Collected data entries
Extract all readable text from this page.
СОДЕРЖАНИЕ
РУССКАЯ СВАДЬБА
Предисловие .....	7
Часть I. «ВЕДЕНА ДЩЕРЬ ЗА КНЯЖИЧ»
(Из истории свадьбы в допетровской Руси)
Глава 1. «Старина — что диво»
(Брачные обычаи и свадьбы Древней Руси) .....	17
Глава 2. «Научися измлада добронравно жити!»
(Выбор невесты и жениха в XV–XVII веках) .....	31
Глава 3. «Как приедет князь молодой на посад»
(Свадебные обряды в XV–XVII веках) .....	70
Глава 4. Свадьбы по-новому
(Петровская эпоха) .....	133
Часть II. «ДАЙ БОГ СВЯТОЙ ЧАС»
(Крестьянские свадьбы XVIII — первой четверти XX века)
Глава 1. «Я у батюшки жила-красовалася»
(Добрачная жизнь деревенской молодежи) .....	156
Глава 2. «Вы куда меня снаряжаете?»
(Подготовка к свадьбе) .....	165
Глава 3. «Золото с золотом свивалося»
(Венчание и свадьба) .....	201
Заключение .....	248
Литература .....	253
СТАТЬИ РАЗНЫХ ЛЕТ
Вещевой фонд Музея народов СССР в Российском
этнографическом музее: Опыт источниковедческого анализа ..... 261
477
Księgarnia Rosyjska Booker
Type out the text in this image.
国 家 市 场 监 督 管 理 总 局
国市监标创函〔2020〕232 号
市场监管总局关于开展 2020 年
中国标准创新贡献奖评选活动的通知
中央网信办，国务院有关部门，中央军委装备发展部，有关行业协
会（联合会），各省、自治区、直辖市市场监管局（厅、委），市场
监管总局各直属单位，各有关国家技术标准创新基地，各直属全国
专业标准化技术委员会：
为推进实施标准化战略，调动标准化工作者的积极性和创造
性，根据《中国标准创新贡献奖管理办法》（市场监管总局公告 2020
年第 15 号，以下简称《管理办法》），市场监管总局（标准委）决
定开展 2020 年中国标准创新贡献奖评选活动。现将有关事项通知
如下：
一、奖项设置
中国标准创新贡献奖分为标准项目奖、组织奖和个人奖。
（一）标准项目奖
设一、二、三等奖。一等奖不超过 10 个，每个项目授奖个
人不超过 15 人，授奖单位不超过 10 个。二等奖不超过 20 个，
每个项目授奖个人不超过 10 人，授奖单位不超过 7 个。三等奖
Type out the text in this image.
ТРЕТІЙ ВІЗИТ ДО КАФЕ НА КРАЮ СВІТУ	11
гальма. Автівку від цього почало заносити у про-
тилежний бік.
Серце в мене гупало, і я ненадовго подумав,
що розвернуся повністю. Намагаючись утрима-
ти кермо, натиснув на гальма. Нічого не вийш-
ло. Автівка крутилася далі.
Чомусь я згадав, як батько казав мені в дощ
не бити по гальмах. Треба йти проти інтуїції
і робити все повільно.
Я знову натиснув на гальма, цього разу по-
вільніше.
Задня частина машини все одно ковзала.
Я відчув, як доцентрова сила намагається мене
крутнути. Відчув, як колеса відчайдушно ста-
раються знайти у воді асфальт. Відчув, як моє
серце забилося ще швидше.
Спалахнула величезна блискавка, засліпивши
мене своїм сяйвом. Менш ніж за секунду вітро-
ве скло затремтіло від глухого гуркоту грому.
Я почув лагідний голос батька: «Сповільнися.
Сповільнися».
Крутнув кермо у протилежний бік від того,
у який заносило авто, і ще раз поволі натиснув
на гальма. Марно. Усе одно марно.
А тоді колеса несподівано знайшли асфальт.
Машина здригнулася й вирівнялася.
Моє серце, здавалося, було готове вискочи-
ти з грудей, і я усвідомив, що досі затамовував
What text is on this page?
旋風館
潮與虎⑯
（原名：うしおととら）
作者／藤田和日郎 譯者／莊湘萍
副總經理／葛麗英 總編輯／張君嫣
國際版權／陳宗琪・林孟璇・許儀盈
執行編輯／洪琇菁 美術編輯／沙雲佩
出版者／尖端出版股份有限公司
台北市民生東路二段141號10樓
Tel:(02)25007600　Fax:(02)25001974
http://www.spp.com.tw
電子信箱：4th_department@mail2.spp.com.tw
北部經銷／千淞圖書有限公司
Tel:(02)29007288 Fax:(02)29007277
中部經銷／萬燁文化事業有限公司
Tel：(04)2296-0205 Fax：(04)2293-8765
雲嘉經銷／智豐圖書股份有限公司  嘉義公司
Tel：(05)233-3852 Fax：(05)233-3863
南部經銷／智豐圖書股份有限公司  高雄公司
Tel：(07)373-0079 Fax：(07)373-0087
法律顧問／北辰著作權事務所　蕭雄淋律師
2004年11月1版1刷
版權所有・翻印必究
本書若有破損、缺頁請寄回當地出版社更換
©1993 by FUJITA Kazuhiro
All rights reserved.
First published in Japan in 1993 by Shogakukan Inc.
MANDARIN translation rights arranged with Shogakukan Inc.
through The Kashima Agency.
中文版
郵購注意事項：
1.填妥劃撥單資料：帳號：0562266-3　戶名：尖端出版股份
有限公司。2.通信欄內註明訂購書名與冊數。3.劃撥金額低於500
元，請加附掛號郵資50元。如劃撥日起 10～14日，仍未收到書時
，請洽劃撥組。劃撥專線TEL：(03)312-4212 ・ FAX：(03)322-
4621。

EXERCISE DIRECTIONS: Output each entry precisely as given.

ANSWER TO THE PROBLEM:
Extract all readable text from this page.
СОДЕРЖАНИЕ
РУССКАЯ СВАДЬБА
Предисловие .....	7
Часть I. «ВЕДЕНА ДЩЕРЬ ЗА КНЯЖИЧ»
(Из истории свадьбы в допетровской Руси)
Глава 1. «Старина — что диво»
(Брачные обычаи и свадьбы Древней Руси) .....	17
Глава 2. «Научися измлада добронравно жити!»
(Выбор невесты и жениха в XV–XVII веках) .....	31
Глава 3. «Как приедет князь молодой на посад»
(Свадебные обряды в XV–XVII веках) .....	70
Глава 4. Свадьбы по-новому
(Петровская эпоха) .....	133
Часть II. «ДАЙ БОГ СВЯТОЙ ЧАС»
(Крестьянские свадьбы XVIII — первой четверти XX века)
Глава 1. «Я у батюшки жила-красовалася»
(Добрачная жизнь деревенской молодежи) .....	156
Глава 2. «Вы куда меня снаряжаете?»
(Подготовка к свадьбе) .....	165
Глава 3. «Золото с золотом свивалося»
(Венчание и свадьба) .....	201
Заключение .....	248
Литература .....	253
СТАТЬИ РАЗНЫХ ЛЕТ
Вещевой фонд Музея народов СССР в Российском
этнографическом музее: Опыт источниковедческого анализа ..... 261
477
Księgarnia Rosyjska Booker
Type out the text in this image.
国 家 市 场 监 督 管 理 总 局
国市监标创函〔2020〕232 号
市场监管总局关于开展 2020 年
中国标准创新贡献奖评选活动的通知
中央网信办，国务院有关部门，中央军委装备发展部，有关行业协
会（联合会），各省、自治区、直辖市市场监管局（厅、委），市场
监管总局各直属单位，各有关国家技术标准创新基地，各直属全国
专业标准化技术委员会：
为推进实施标准化战略，调动标准化工作者的积极性和创造
性，根据《中国标准创新贡献奖管理办法》（市场监管总局公告 2020
年第 15 号，以下简称《管理办法》），市场监管总局（标准委）决
定开展 2020 年中国标准创新贡献奖评选活动。现将有关事项通知
如下：
一、奖项设置
中国标准创新贡献奖分为标准项目奖、组织奖和个人奖。
（一）标准项目奖
设一、二、三等奖。一等奖不超过 10 个，每个项目授奖个
人不超过 15 人，授奖单位不超过 10 个。二等奖不超过 20 个，
每个项目授奖个人不超过 10 人，授奖单位不超过 7 个。三等奖
Type out the text in this image.
ТРЕТІЙ ВІЗИТ ДО КАФЕ НА КРАЮ СВІТУ	11
гальма. Автівку від цього почало заносити у про-
тилежний бік.
Серце в мене гупало, і я ненадовго подумав,
що розвернуся повністю. Намагаючись утрима-
ти кермо, натиснув на гальма. Нічого не вийш-
ло. Автівка крутилася далі.
Чомусь я згадав, як батько казав мені в дощ
не бити по гальмах. Треба йти проти інтуїції
і робити все повільно.
Я знову натиснув на гальма, цього разу по-
вільніше.
Задня частина машини все одно ковзала.
Я відчув, як доцентрова сила намагається мене
крутнути. Відчув, як колеса відчайдушно ста-
раються знайти у воді асфальт. Відчув, як моє
серце забилося ще швидше.
Спалахнула величезна блискавка, засліпивши
мене своїм сяйвом. Менш ніж за секунду вітро-
ве скло затремтіло від глухого гуркоту грому.
Я почув лагідний голос батька: «Сповільнися.
Сповільнися».
Крутнув кермо у протилежний бік від того,
у який заносило авто, і ще раз поволі натиснув
на гальма. Марно. Усе одно марно.
А тоді колеса несподівано знайшли асфальт.
Машина здригнулася й вирівнялася.
Моє серце, здавалося, було готове вискочи-
ти з грудей, і я усвідомив, що досі затамовував
What text is on this page?
旋風館
潮與虎⑯
（原名：うしおととら）
作者／藤田和日郎 譯者／莊湘萍
副總經理／葛麗英 總編輯／張君嫣
國際版權／陳宗琪・林孟璇・許儀盈
執行編輯／洪琇菁 美術編輯／沙雲佩
出版者／尖端出版股份有限公司
台北市民生東路二段141號10樓
Tel:(02)25007600　Fax:(02)25001974
http://www.spp.com.tw
電子信箱：4th_department@mail2.spp.com.tw
北部經銷／千淞圖書有限公司
Tel:(02)29007288 Fax:(02)29007277
中部經銷／萬燁文化事業有限公司
Tel：(04)2296-0205 Fax：(04)2293-8765
雲嘉經銷／智豐圖書股份有限公司  嘉義公司
Tel：(05)233-3852 Fax：(05)233-3863
南部經銷／智豐圖書股份有限公司  高雄公司
Tel：(07)373-0079 Fax：(07)373-0087
法律顧問／北辰著作權事務所　蕭雄淋律師
2004年11月1版1刷
版權所有・翻印必究
本書若有破損、缺頁請寄回當地出版社更換
©1993 by FUJITA Kazuhiro
All rights reserved.
First published in Japan in 1993 by Shogakukan Inc.
MANDARIN translation rights arranged with Shogakukan Inc.
through The Kashima Agency.
中文版
郵購注意事項：
1.填妥劃撥單資料：帳號：0562266-3　戶名：尖端出版股份
有限公司。2.通信欄內註明訂購書名與冊數。3.劃撥金額低於500
元，請加附掛號郵資50元。如劃撥日起 10～14日，仍未收到書時
，請洽劃撥組。劃撥專線TEL：(03)312-4212 ・ FAX：(03)322-
4621。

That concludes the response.